* start *

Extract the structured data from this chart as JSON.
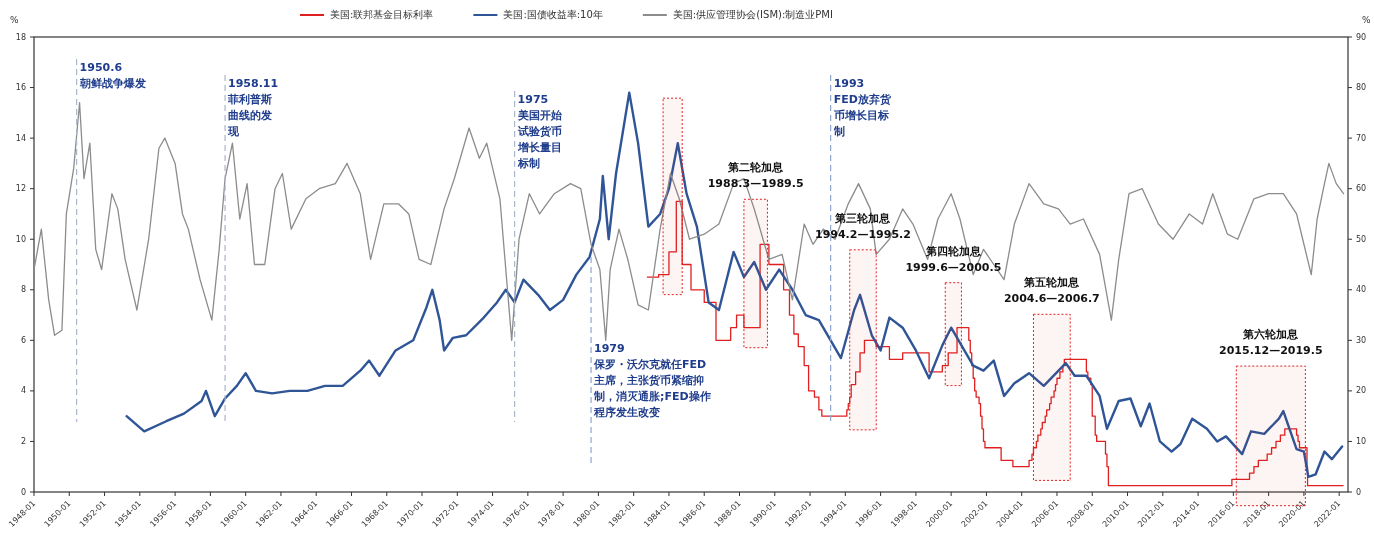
{
  "chart_data": {
    "type": "line",
    "ylabel": "%",
    "y2label": "%",
    "legend": "top",
    "grid": false,
    "xlim": [
      "1948-01",
      "2022-07"
    ],
    "ylim": [
      0,
      18
    ],
    "yticks": [
      0,
      2,
      4,
      6,
      8,
      10,
      12,
      14,
      16,
      18
    ],
    "y2lim": [
      0,
      90
    ],
    "y2ticks": [
      0,
      10,
      20,
      30,
      40,
      50,
      60,
      70,
      80,
      90
    ],
    "xticks": [
      "1948-01",
      "1950-01",
      "1952-01",
      "1954-01",
      "1956-01",
      "1958-01",
      "1960-01",
      "1962-01",
      "1964-01",
      "1966-01",
      "1968-01",
      "1970-01",
      "1972-01",
      "1974-01",
      "1976-01",
      "1978-01",
      "1980-01",
      "1982-01",
      "1984-01",
      "1986-01",
      "1988-01",
      "1990-01",
      "1992-01",
      "1994-01",
      "1996-01",
      "1998-01",
      "2000-01",
      "2002-01",
      "2004-01",
      "2006-01",
      "2008-01",
      "2010-01",
      "2012-01",
      "2014-01",
      "2016-01",
      "2018-01",
      "2020-01",
      "2022-01"
    ],
    "series": [
      {
        "name": "美国:联邦基金目标利率",
        "color": "#e02020",
        "type": "step",
        "x": [
          "1982-10",
          "1983-06",
          "1984-01",
          "1984-06",
          "1984-10",
          "1985-04",
          "1986-01",
          "1986-09",
          "1987-07",
          "1987-11",
          "1988-04",
          "1989-03",
          "1989-09",
          "1990-07",
          "1990-11",
          "1991-02",
          "1991-05",
          "1991-09",
          "1991-12",
          "1992-04",
          "1992-07",
          "1992-09",
          "1994-02",
          "1994-03",
          "1994-04",
          "1994-05",
          "1994-08",
          "1994-11",
          "1995-02",
          "1995-10",
          "1996-07",
          "1997-04",
          "1998-10",
          "1999-07",
          "1999-11",
          "2000-05",
          "2001-01",
          "2001-02",
          "2001-03",
          "2001-04",
          "2001-05",
          "2001-06",
          "2001-08",
          "2001-09",
          "2001-10",
          "2001-11",
          "2001-12",
          "2002-11",
          "2003-07",
          "2004-06",
          "2004-08",
          "2004-09",
          "2004-11",
          "2004-12",
          "2005-02",
          "2005-03",
          "2005-05",
          "2005-06",
          "2005-08",
          "2005-09",
          "2005-11",
          "2005-12",
          "2006-01",
          "2006-03",
          "2006-05",
          "2006-06",
          "2007-09",
          "2007-10",
          "2007-12",
          "2008-01",
          "2008-03",
          "2008-04",
          "2008-10",
          "2008-11",
          "2008-12",
          "2015-12",
          "2016-12",
          "2017-03",
          "2017-06",
          "2017-12",
          "2018-03",
          "2018-06",
          "2018-09",
          "2018-12",
          "2019-08",
          "2019-09",
          "2019-10",
          "2020-03-04",
          "2020-03-16",
          "2022-04"
        ],
        "values": [
          8.5,
          8.6,
          9.5,
          11.5,
          9.0,
          8.0,
          7.5,
          6.0,
          6.5,
          7.0,
          6.5,
          9.8,
          9.0,
          8.0,
          7.0,
          6.25,
          5.75,
          5.0,
          4.0,
          3.75,
          3.25,
          3.0,
          3.25,
          3.5,
          3.75,
          4.25,
          4.75,
          5.5,
          6.0,
          5.75,
          5.25,
          5.5,
          4.75,
          5.0,
          5.5,
          6.5,
          6.0,
          5.5,
          5.0,
          4.5,
          4.0,
          3.75,
          3.5,
          3.0,
          2.5,
          2.0,
          1.75,
          1.25,
          1.0,
          1.25,
          1.5,
          1.75,
          2.0,
          2.25,
          2.5,
          2.75,
          3.0,
          3.25,
          3.5,
          3.75,
          4.0,
          4.25,
          4.5,
          4.75,
          5.0,
          5.25,
          4.75,
          4.5,
          4.25,
          3.0,
          2.25,
          2.0,
          1.5,
          1.0,
          0.25,
          0.5,
          0.75,
          1.0,
          1.25,
          1.5,
          1.75,
          2.0,
          2.25,
          2.5,
          2.25,
          2.0,
          1.75,
          1.0,
          0.25,
          0.25
        ]
      },
      {
        "name": "美国:国债收益率:10年",
        "color": "#2f5597",
        "x": [
          "1953-04",
          "1954-04",
          "1955-07",
          "1956-07",
          "1957-07",
          "1957-10",
          "1958-04",
          "1958-11",
          "1959-07",
          "1960-01",
          "1960-08",
          "1961-07",
          "1962-07",
          "1963-07",
          "1964-07",
          "1965-07",
          "1966-07",
          "1967-01",
          "1967-08",
          "1968-07",
          "1969-07",
          "1970-04",
          "1970-08",
          "1971-01",
          "1971-04",
          "1971-10",
          "1972-07",
          "1973-07",
          "1974-04",
          "1974-10",
          "1975-04",
          "1975-10",
          "1976-08",
          "1977-04",
          "1978-01",
          "1978-10",
          "1979-07",
          "1980-02",
          "1980-04",
          "1980-08",
          "1981-01",
          "1981-10",
          "1982-04",
          "1982-11",
          "1983-07",
          "1984-01",
          "1984-07",
          "1985-01",
          "1985-08",
          "1986-04",
          "1986-11",
          "1987-09",
          "1988-04",
          "1988-11",
          "1989-07",
          "1990-04",
          "1991-01",
          "1991-10",
          "1992-07",
          "1993-03",
          "1993-10",
          "1994-07",
          "1994-11",
          "1995-07",
          "1996-01",
          "1996-07",
          "1997-04",
          "1998-01",
          "1998-10",
          "1999-07",
          "2000-01",
          "2000-08",
          "2001-04",
          "2001-11",
          "2002-06",
          "2003-01",
          "2003-08",
          "2004-06",
          "2005-04",
          "2006-07",
          "2007-01",
          "2007-09",
          "2008-06",
          "2008-11",
          "2009-07",
          "2010-03",
          "2010-10",
          "2011-04",
          "2011-11",
          "2012-07",
          "2013-01",
          "2013-09",
          "2014-07",
          "2015-02",
          "2015-08",
          "2016-07",
          "2017-01",
          "2017-10",
          "2018-08",
          "2018-11",
          "2019-08",
          "2020-01",
          "2020-04",
          "2020-09",
          "2021-03",
          "2021-08",
          "2022-03"
        ],
        "values": [
          3.0,
          2.4,
          2.8,
          3.1,
          3.6,
          4.0,
          3.0,
          3.7,
          4.2,
          4.7,
          4.0,
          3.9,
          4.0,
          4.0,
          4.2,
          4.2,
          4.8,
          5.2,
          4.6,
          5.6,
          6.0,
          7.3,
          8.0,
          6.8,
          5.6,
          6.1,
          6.2,
          6.9,
          7.5,
          8.0,
          7.5,
          8.4,
          7.8,
          7.2,
          7.6,
          8.6,
          9.3,
          10.8,
          12.5,
          10.0,
          12.6,
          15.8,
          13.8,
          10.5,
          11.0,
          12.0,
          13.8,
          11.8,
          10.5,
          7.5,
          7.2,
          9.5,
          8.5,
          9.1,
          8.0,
          8.8,
          8.0,
          7.0,
          6.8,
          6.0,
          5.3,
          7.2,
          7.8,
          6.2,
          5.6,
          6.9,
          6.5,
          5.6,
          4.5,
          5.8,
          6.5,
          5.8,
          5.0,
          4.8,
          5.2,
          3.8,
          4.3,
          4.7,
          4.2,
          5.1,
          4.6,
          4.6,
          3.8,
          2.5,
          3.6,
          3.7,
          2.6,
          3.5,
          2.0,
          1.6,
          1.9,
          2.9,
          2.5,
          2.0,
          2.2,
          1.5,
          2.4,
          2.3,
          2.9,
          3.2,
          1.7,
          1.6,
          0.6,
          0.7,
          1.6,
          1.3,
          1.8
        ]
      },
      {
        "name": "美国:供应管理协会(ISM):制造业PMI",
        "color": "#8c8c8c",
        "axis": "y2",
        "x": [
          "1948-01",
          "1948-06",
          "1948-11",
          "1949-03",
          "1949-08",
          "1949-11",
          "1950-04",
          "1950-08",
          "1950-11",
          "1951-03",
          "1951-07",
          "1951-11",
          "1952-06",
          "1952-10",
          "1953-03",
          "1953-11",
          "1954-07",
          "1955-02",
          "1955-06",
          "1956-01",
          "1956-06",
          "1956-10",
          "1957-06",
          "1958-02",
          "1958-07",
          "1958-11",
          "1959-04",
          "1959-09",
          "1960-02",
          "1960-07",
          "1961-02",
          "1961-09",
          "1962-02",
          "1962-08",
          "1963-06",
          "1964-03",
          "1965-02",
          "1965-10",
          "1966-07",
          "1967-02",
          "1967-11",
          "1968-09",
          "1969-04",
          "1969-11",
          "1970-07",
          "1971-04",
          "1971-11",
          "1972-09",
          "1973-04",
          "1973-09",
          "1974-06",
          "1975-02",
          "1975-07",
          "1976-02",
          "1976-09",
          "1977-07",
          "1978-06",
          "1979-01",
          "1979-08",
          "1980-02",
          "1980-06",
          "1980-09",
          "1981-03",
          "1981-09",
          "1982-04",
          "1982-11",
          "1983-07",
          "1984-02",
          "1984-08",
          "1985-03",
          "1986-01",
          "1986-11",
          "1987-09",
          "1988-04",
          "1988-11",
          "1989-09",
          "1990-06",
          "1991-01",
          "1991-09",
          "1992-03",
          "1992-10",
          "1993-06",
          "1994-03",
          "1994-10",
          "1995-06",
          "1995-10",
          "1996-07",
          "1997-04",
          "1997-11",
          "1998-09",
          "1999-04",
          "2000-01",
          "2000-07",
          "2001-04",
          "2001-11",
          "2002-06",
          "2003-01",
          "2003-08",
          "2004-06",
          "2005-04",
          "2006-02",
          "2006-10",
          "2007-07",
          "2008-06",
          "2009-02",
          "2009-07",
          "2010-02",
          "2010-11",
          "2011-10",
          "2012-08",
          "2013-07",
          "2014-04",
          "2014-11",
          "2015-09",
          "2016-04",
          "2017-03",
          "2018-01",
          "2018-11",
          "2019-08",
          "2020-01",
          "2020-06",
          "2020-10",
          "2021-03",
          "2021-06",
          "2021-11",
          "2022-04"
        ],
        "values": [
          44,
          52,
          38,
          31,
          32,
          55,
          64,
          77,
          62,
          69,
          48,
          44,
          59,
          56,
          46,
          36,
          50,
          68,
          70,
          65,
          55,
          52,
          42,
          34,
          48,
          62,
          69,
          54,
          61,
          45,
          45,
          60,
          63,
          52,
          58,
          60,
          61,
          65,
          59,
          46,
          57,
          57,
          55,
          46,
          45,
          56,
          62,
          72,
          66,
          69,
          58,
          30,
          50,
          59,
          55,
          59,
          61,
          60,
          49,
          44,
          30,
          44,
          52,
          46,
          37,
          36,
          52,
          63,
          58,
          50,
          51,
          53,
          61,
          62,
          56,
          46,
          47,
          38,
          53,
          49,
          52,
          50,
          57,
          61,
          56,
          47,
          50,
          56,
          53,
          46,
          54,
          59,
          54,
          43,
          48,
          45,
          42,
          53,
          61,
          57,
          56,
          53,
          54,
          47,
          34,
          46,
          59,
          60,
          53,
          50,
          55,
          53,
          59,
          51,
          50,
          58,
          59,
          59,
          55,
          49,
          43,
          54,
          61,
          65,
          61,
          59
        ]
      }
    ],
    "ref_lines": [
      {
        "axis": "x",
        "value": "1950-06",
        "label": "1950.6\n朝鲜战争爆发",
        "color": "#a9b6cc",
        "line_style": "dashed"
      },
      {
        "axis": "x",
        "value": "1958-11",
        "label": "1958.11\n菲利普斯曲线的发现",
        "color": "#a9b6cc",
        "line_style": "dashed"
      },
      {
        "axis": "x",
        "value": "1975-04",
        "label": "1975\n美国开始试验货币增长量目标制",
        "color": "#a9b6cc",
        "line_style": "dashed"
      },
      {
        "axis": "x",
        "value": "1979-08",
        "label": "1979\n保罗・沃尔克就任FED主席，主张货币紧缩抑制，消灭通胀;FED操作程序发生改变",
        "color": "#8fa6cf",
        "line_style": "dashed"
      },
      {
        "axis": "x",
        "value": "1993-03",
        "label": "1993\nFED放弃货币增长目标制",
        "color": "#8fa6cf",
        "line_style": "dashed"
      }
    ],
    "bands": [
      {
        "axis": "x",
        "from": "1983-09",
        "to": "1984-10",
        "color": "#e02020"
      },
      {
        "axis": "x",
        "from": "1988-04",
        "to": "1989-08",
        "label": "第二轮加息\n1988.3—1989.5",
        "color": "#e02020"
      },
      {
        "axis": "x",
        "from": "1994-04",
        "to": "1995-10",
        "label": "第三轮加息\n1994.2—1995.2",
        "color": "#e02020"
      },
      {
        "axis": "x",
        "from": "1999-09",
        "to": "2000-08",
        "label": "第四轮加息\n1999.6—2000.5",
        "color": "#e02020"
      },
      {
        "axis": "x",
        "from": "2004-09",
        "to": "2006-10",
        "label": "第五轮加息\n2004.6—2006.7",
        "color": "#e02020"
      },
      {
        "axis": "x",
        "from": "2016-03",
        "to": "2020-02",
        "label": "第六轮加息\n2015.12—2019.5",
        "color": "#e02020"
      }
    ]
  }
}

* end *

- **What the exercise asks**:
Keep only the lines that hold the string "name", and copy them out.

- **Solution for this problem**:
        "name": "美国:联邦基金目标利率",
        "name": "美国:国债收益率:10年",
        "name": "美国:供应管理协会(ISM):制造业PMI",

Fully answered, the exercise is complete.